**DATA SHOWN:**
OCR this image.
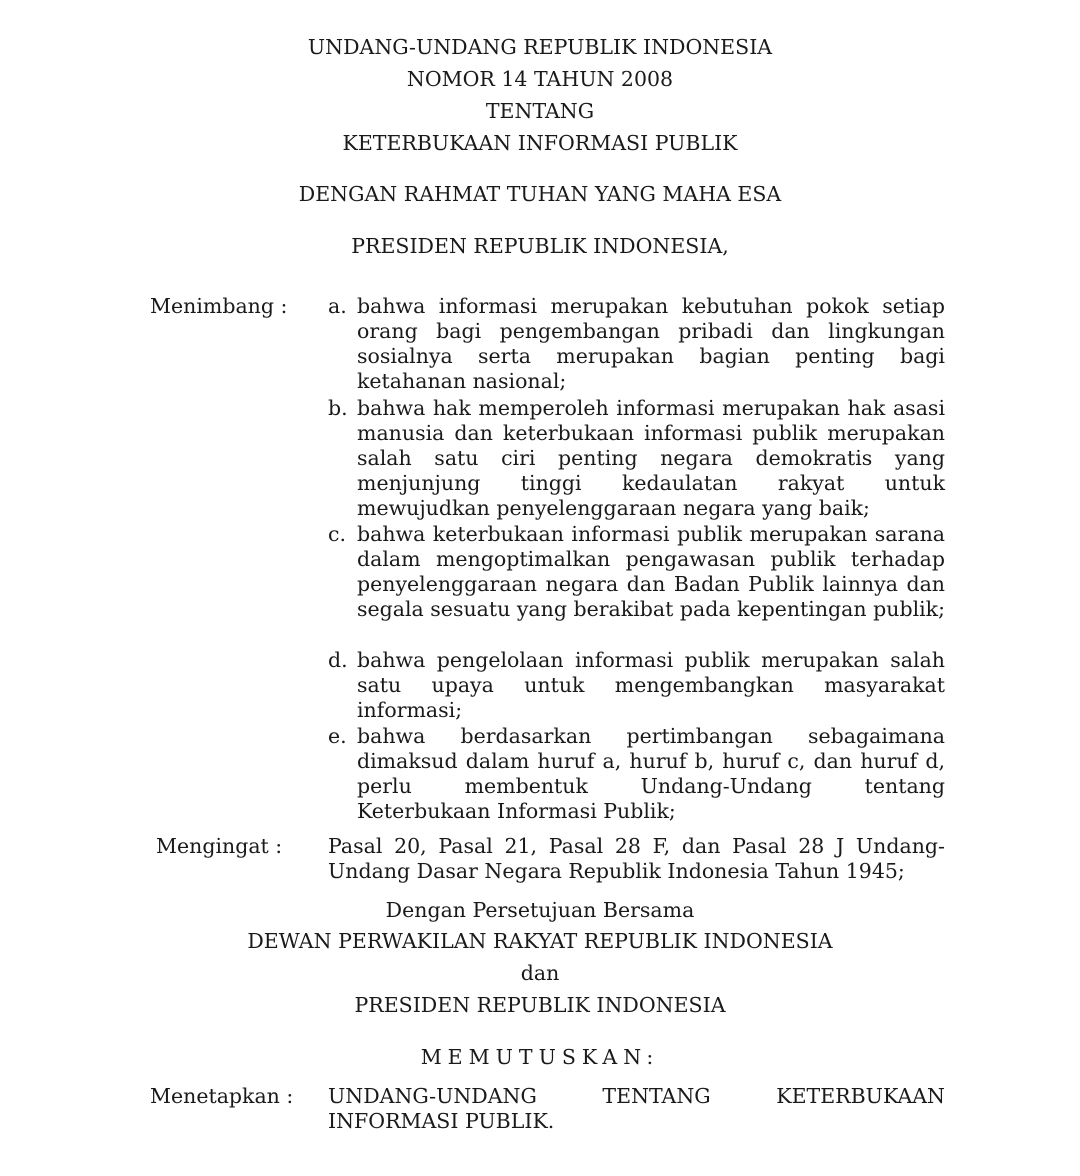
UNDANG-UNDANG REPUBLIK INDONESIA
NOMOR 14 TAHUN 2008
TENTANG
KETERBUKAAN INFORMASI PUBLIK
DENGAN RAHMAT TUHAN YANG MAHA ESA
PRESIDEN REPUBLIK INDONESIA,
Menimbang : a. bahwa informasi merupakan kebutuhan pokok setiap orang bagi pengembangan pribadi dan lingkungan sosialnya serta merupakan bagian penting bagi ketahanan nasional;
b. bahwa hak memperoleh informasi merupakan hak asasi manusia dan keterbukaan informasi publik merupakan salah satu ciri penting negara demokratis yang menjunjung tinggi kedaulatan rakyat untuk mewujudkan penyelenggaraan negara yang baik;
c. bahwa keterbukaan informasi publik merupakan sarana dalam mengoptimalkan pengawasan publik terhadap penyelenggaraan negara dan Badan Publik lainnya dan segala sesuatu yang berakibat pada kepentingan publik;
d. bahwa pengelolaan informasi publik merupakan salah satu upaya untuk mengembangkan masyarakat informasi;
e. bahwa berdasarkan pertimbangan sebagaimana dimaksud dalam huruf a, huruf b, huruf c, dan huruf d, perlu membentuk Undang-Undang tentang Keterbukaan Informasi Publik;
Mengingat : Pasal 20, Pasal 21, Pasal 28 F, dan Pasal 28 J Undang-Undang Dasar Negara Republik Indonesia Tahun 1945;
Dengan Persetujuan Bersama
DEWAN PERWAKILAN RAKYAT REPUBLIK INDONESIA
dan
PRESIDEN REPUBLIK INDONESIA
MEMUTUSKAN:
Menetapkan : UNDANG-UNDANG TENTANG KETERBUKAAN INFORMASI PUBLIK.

**TASK BRIEF:**
Show the lines from the data above that contain the string "PRESIDEN".

**PROBLEM SOLUTION:**
PRESIDEN REPUBLIK INDONESIA,
PRESIDEN REPUBLIK INDONESIA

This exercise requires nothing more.